Go through the listing and pick out each line with the word "name" in it.

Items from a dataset
*****

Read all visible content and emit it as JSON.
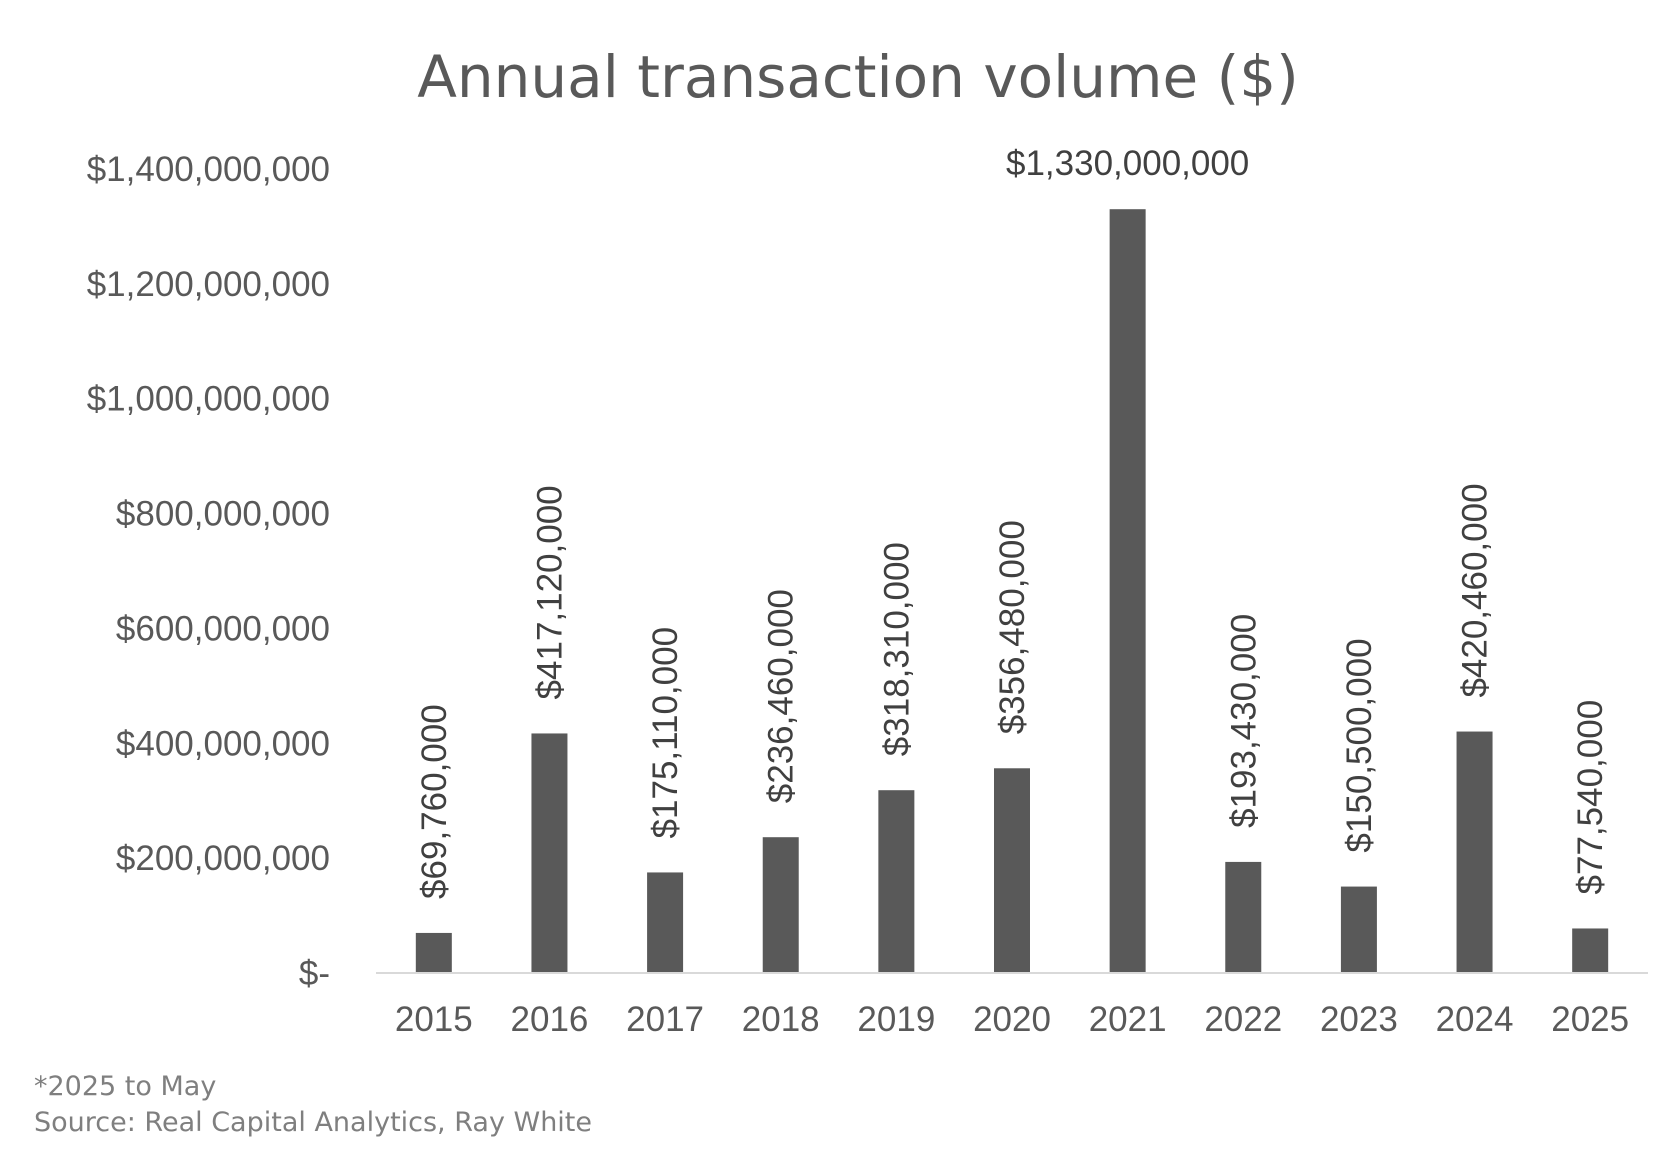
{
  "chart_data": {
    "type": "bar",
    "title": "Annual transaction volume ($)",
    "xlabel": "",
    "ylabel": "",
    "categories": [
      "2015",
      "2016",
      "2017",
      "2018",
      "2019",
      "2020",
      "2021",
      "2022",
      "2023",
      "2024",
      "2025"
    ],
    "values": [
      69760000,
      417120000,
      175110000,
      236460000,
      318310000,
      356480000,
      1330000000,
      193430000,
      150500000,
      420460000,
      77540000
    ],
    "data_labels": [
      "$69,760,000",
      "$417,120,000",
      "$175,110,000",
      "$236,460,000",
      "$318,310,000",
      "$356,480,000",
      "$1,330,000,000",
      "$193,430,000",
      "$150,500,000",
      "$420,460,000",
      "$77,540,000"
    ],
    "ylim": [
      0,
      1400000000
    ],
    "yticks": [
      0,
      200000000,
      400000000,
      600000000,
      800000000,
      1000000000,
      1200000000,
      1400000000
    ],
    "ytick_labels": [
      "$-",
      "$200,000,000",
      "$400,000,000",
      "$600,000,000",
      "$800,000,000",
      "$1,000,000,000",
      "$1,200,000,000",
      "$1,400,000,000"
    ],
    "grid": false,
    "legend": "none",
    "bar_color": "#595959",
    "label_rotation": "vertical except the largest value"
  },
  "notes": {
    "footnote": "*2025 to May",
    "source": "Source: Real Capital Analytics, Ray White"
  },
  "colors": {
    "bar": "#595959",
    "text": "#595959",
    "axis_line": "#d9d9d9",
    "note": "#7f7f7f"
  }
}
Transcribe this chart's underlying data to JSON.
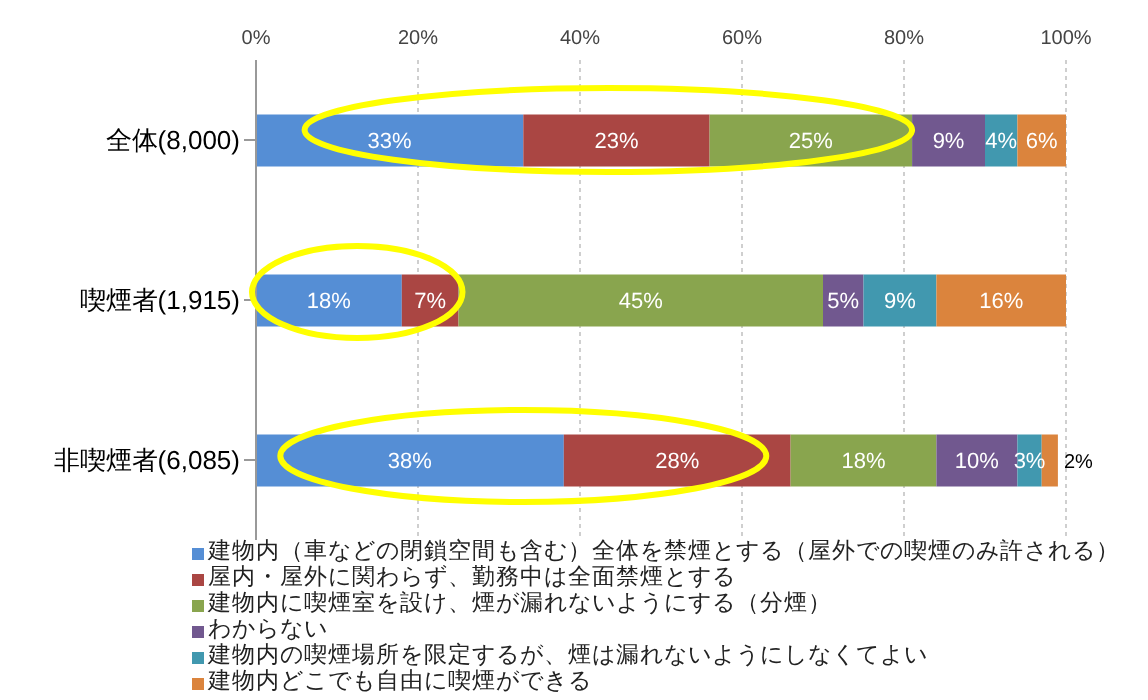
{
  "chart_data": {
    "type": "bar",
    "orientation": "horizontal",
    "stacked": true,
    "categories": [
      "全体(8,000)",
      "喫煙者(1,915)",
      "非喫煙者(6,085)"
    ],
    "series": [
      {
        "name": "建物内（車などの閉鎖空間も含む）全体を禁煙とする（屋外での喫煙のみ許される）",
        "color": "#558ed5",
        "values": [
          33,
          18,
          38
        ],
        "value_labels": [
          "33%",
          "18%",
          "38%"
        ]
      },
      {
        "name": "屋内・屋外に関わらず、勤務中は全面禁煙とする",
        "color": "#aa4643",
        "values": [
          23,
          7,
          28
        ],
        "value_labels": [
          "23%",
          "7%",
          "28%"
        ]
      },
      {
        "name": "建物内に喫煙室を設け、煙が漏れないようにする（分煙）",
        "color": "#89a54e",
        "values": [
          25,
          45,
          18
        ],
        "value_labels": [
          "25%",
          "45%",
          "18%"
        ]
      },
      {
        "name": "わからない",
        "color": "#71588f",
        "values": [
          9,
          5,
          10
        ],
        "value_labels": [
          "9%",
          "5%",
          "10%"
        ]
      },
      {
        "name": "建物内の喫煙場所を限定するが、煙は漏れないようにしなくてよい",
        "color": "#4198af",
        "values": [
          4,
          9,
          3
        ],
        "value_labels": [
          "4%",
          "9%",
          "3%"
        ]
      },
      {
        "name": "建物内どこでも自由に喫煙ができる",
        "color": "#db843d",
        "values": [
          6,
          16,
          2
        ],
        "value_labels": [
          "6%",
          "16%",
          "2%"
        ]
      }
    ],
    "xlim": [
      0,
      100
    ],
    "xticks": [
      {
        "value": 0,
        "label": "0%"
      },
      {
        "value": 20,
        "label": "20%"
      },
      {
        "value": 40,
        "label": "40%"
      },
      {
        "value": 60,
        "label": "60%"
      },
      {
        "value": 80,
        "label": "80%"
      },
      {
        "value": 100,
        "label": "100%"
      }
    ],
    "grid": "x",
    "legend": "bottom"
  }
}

*****

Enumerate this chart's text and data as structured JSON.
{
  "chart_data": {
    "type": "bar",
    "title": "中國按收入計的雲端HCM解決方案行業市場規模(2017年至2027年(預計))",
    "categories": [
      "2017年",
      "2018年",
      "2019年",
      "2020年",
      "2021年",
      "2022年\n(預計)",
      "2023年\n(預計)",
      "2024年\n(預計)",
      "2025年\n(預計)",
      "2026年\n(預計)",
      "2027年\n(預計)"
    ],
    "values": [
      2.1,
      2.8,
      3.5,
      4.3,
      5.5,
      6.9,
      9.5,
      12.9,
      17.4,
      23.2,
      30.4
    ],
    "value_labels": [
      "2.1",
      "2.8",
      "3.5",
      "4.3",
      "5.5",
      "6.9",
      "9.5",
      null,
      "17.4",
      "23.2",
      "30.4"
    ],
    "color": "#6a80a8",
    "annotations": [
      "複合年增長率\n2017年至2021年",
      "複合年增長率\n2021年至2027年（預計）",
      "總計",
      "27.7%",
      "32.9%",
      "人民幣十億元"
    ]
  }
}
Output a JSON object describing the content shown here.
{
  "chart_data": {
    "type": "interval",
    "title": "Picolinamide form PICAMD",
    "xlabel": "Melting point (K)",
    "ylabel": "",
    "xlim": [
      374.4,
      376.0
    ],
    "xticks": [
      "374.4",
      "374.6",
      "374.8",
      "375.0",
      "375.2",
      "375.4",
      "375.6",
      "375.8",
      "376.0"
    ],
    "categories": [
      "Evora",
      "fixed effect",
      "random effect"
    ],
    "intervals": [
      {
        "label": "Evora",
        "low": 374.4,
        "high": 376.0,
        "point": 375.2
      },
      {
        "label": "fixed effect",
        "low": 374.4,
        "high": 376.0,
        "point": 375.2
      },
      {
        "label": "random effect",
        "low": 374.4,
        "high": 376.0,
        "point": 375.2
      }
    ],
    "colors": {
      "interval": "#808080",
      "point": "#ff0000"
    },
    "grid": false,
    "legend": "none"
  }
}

*****

Solved exercise =>
        "name": "建物内（車などの閉鎖空間も含む）全体を禁煙とする（屋外での喫煙のみ許される）",
        "name": "屋内・屋外に関わらず、勤務中は全面禁煙とする",
        "name": "建物内に喫煙室を設け、煙が漏れないようにする（分煙）",
        "name": "わからない",
        "name": "建物内の喫煙場所を限定するが、煙は漏れないようにしなくてよい",
        "name": "建物内どこでも自由に喫煙ができる",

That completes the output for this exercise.